> **WHAT YOU ARE ASKED TO DO**
Please collect every line of the material below that contains the string "Plus", treating uppercase and lowercase as different.
———
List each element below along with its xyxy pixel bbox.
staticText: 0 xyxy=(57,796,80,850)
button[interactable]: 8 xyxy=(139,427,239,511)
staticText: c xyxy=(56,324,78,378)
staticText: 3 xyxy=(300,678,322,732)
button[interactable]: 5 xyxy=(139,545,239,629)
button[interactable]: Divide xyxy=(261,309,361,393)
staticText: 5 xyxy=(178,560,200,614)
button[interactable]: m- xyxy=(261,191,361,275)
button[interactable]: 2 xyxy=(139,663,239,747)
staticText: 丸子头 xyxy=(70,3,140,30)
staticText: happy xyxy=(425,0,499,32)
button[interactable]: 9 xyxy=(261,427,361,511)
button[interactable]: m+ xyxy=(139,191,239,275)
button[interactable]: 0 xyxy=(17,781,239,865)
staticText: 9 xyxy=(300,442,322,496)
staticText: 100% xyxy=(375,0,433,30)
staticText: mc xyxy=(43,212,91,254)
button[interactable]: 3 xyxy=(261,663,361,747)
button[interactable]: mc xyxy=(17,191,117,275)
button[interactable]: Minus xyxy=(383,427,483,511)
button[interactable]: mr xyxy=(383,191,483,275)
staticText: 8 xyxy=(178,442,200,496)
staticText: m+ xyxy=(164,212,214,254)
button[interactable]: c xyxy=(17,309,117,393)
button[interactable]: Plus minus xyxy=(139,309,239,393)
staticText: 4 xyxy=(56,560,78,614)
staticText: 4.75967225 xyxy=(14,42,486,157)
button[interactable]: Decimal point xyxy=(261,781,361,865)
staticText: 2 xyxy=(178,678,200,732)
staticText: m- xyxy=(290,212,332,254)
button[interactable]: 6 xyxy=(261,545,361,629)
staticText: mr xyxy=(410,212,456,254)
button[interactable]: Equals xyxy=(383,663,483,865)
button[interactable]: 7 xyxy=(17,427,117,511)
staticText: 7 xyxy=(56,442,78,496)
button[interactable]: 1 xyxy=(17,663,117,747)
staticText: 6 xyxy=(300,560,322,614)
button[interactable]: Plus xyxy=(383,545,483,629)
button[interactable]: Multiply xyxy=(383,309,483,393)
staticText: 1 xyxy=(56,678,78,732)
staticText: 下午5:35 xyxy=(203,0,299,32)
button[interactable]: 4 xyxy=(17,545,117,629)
———
> **THE SOLUTION**
button[interactable]: Plus minus xyxy=(139,309,239,393)
button[interactable]: Plus xyxy=(383,545,483,629)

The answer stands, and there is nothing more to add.